Aim of the task. Please output every line of the material as it stands, without the pictures.

§ §

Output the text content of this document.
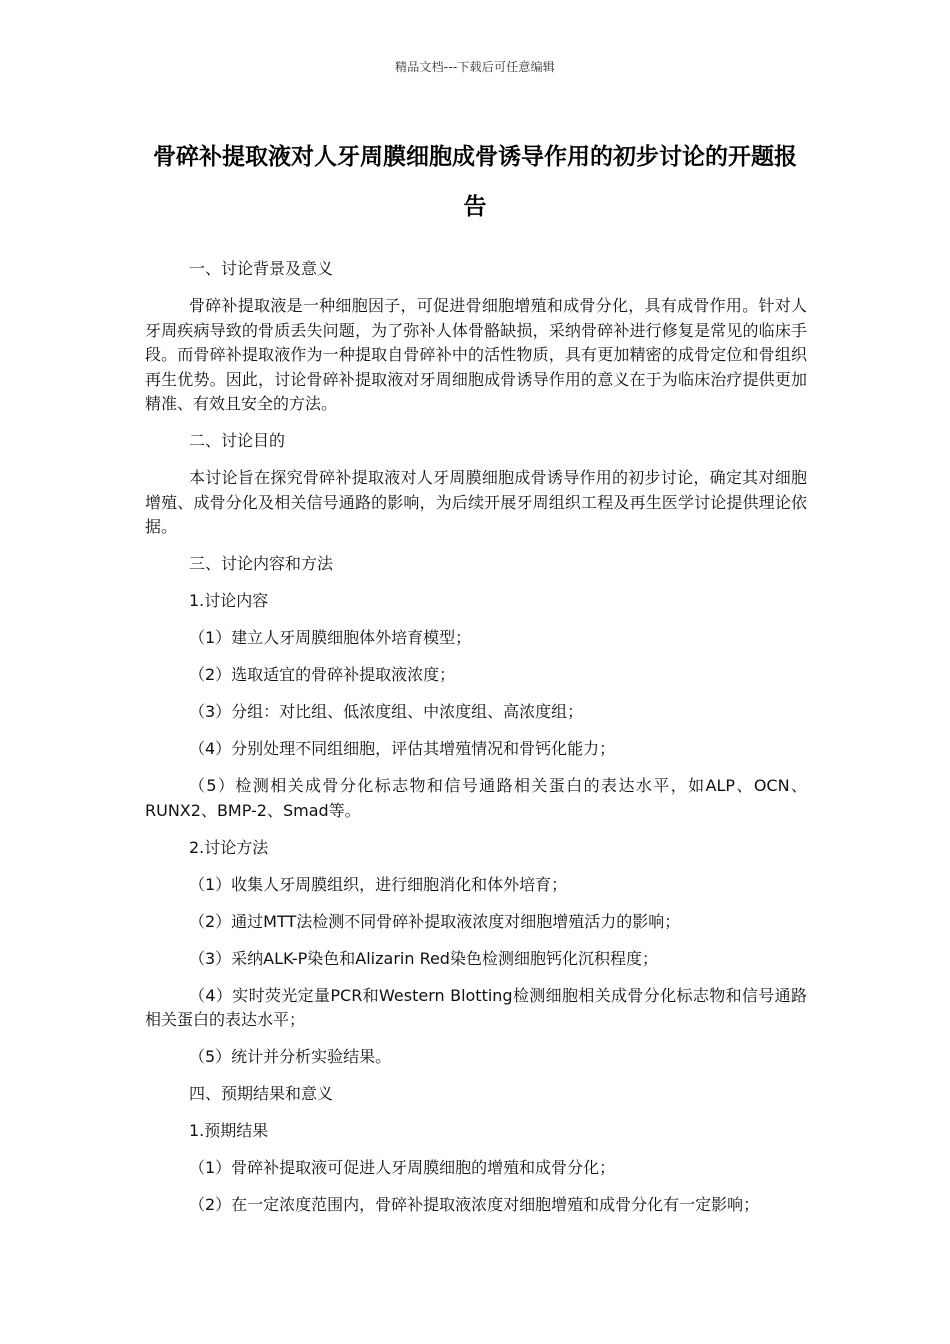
精品文档---下载后可任意编辑
骨碎补提取液对人牙周膜细胞成骨诱导作用的初步讨论的开题报告

一、讨论背景及意义

骨碎补提取液是一种细胞因子，可促进骨细胞增殖和成骨分化，具有成骨作用。针对人牙周疾病导致的骨质丢失问题，为了弥补人体骨骼缺损，采纳骨碎补进行修复是常见的临床手段。而骨碎补提取液作为一种提取自骨碎补中的活性物质，具有更加精密的成骨定位和骨组织再生优势。因此，讨论骨碎补提取液对牙周细胞成骨诱导作用的意义在于为临床治疗提供更加精准、有效且安全的方法。

二、讨论目的

本讨论旨在探究骨碎补提取液对人牙周膜细胞成骨诱导作用的初步讨论，确定其对细胞增殖、成骨分化及相关信号通路的影响，为后续开展牙周组织工程及再生医学讨论提供理论依据。

三、讨论内容和方法

1.讨论内容

（1）建立人牙周膜细胞体外培育模型；

（2）选取适宜的骨碎补提取液浓度；

（3）分组：对比组、低浓度组、中浓度组、高浓度组；

（4）分别处理不同组细胞，评估其增殖情况和骨钙化能力；

（5）检测相关成骨分化标志物和信号通路相关蛋白的表达水平，如ALP、OCN、RUNX2、BMP-2、Smad等。

2.讨论方法

（1）收集人牙周膜组织，进行细胞消化和体外培育；

（2）通过MTT法检测不同骨碎补提取液浓度对细胞增殖活力的影响；

（3）采纳ALK-P染色和Alizarin Red染色检测细胞钙化沉积程度；

（4）实时荧光定量PCR和Western Blotting检测细胞相关成骨分化标志物和信号通路相关蛋白的表达水平；

（5）统计并分析实验结果。

四、预期结果和意义

1.预期结果

（1）骨碎补提取液可促进人牙周膜细胞的增殖和成骨分化；

（2）在一定浓度范围内，骨碎补提取液浓度对细胞增殖和成骨分化有一定影响；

§ §

Response for this exercise.
Output the text content of this document.
精品文档---下载后可任意编辑
骨碎补提取液对人牙周膜细胞成骨诱导作用的初步讨论的开题报告

一、讨论背景及意义

骨碎补提取液是一种细胞因子，可促进骨细胞增殖和成骨分化，具有成骨作用。针对人牙周疾病导致的骨质丢失问题，为了弥补人体骨骼缺损，采纳骨碎补进行修复是常见的临床手段。而骨碎补提取液作为一种提取自骨碎补中的活性物质，具有更加精密的成骨定位和骨组织再生优势。因此，讨论骨碎补提取液对牙周细胞成骨诱导作用的意义在于为临床治疗提供更加精准、有效且安全的方法。

二、讨论目的

本讨论旨在探究骨碎补提取液对人牙周膜细胞成骨诱导作用的初步讨论，确定其对细胞增殖、成骨分化及相关信号通路的影响，为后续开展牙周组织工程及再生医学讨论提供理论依据。

三、讨论内容和方法

1.讨论内容

（1）建立人牙周膜细胞体外培育模型；

（2）选取适宜的骨碎补提取液浓度；

（3）分组：对比组、低浓度组、中浓度组、高浓度组；

（4）分别处理不同组细胞，评估其增殖情况和骨钙化能力；

（5）检测相关成骨分化标志物和信号通路相关蛋白的表达水平，如ALP、OCN、RUNX2、BMP-2、Smad等。

2.讨论方法

（1）收集人牙周膜组织，进行细胞消化和体外培育；

（2）通过MTT法检测不同骨碎补提取液浓度对细胞增殖活力的影响；

（3）采纳ALK-P染色和Alizarin Red染色检测细胞钙化沉积程度；

（4）实时荧光定量PCR和Western Blotting检测细胞相关成骨分化标志物和信号通路相关蛋白的表达水平；

（5）统计并分析实验结果。

四、预期结果和意义

1.预期结果

（1）骨碎补提取液可促进人牙周膜细胞的增殖和成骨分化；

（2）在一定浓度范围内，骨碎补提取液浓度对细胞增殖和成骨分化有一定影响；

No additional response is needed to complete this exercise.